### Material provided

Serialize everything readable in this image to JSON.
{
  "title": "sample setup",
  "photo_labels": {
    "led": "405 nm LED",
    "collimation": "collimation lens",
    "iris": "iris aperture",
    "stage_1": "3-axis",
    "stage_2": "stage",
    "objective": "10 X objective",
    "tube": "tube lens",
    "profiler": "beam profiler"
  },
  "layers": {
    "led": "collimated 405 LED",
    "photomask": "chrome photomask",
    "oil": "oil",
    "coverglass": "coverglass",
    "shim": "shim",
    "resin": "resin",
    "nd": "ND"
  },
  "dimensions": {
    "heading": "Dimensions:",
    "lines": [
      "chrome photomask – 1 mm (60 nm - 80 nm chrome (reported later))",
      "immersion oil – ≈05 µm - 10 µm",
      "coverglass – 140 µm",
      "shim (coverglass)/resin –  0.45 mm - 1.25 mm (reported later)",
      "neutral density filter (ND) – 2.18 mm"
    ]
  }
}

==

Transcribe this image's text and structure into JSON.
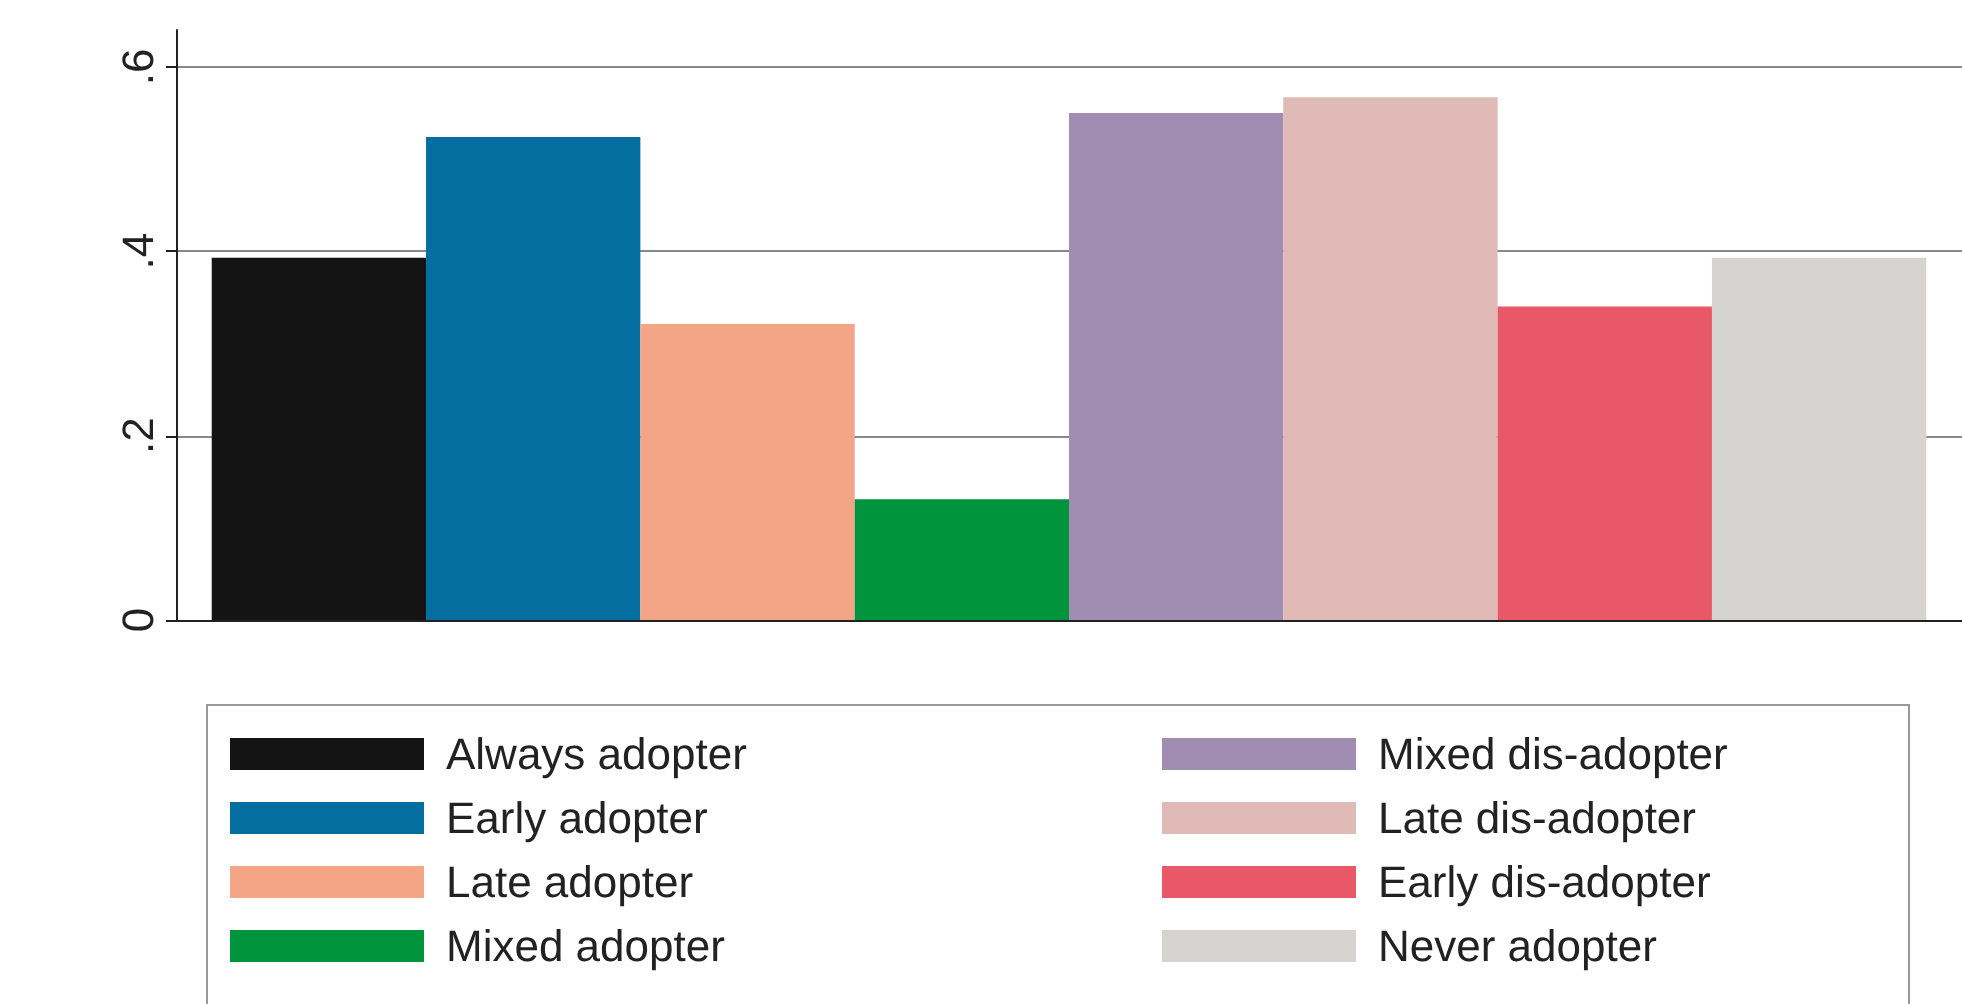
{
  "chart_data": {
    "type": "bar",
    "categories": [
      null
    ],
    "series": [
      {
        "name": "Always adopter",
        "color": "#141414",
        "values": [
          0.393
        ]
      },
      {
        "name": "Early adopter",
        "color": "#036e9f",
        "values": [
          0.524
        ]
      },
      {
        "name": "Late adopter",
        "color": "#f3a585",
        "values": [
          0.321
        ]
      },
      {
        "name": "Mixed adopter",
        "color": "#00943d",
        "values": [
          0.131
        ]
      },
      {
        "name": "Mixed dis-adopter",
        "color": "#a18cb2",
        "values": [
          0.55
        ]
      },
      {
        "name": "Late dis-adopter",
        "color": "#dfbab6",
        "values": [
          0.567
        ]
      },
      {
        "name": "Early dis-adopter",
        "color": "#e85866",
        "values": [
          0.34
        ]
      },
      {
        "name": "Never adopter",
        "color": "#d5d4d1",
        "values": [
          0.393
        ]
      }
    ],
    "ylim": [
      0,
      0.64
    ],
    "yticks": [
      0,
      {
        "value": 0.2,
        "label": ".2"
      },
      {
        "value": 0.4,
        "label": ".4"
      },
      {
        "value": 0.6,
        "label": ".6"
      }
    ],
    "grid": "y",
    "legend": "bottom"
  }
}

### What the task asks
Check all the records above and select each line where the string "reported" is found.

### Task solution
      "chrome photomask – 1 mm (60 nm - 80 nm chrome (reported later))",
      "shim (coverglass)/resin –  0.45 mm - 1.25 mm (reported later)",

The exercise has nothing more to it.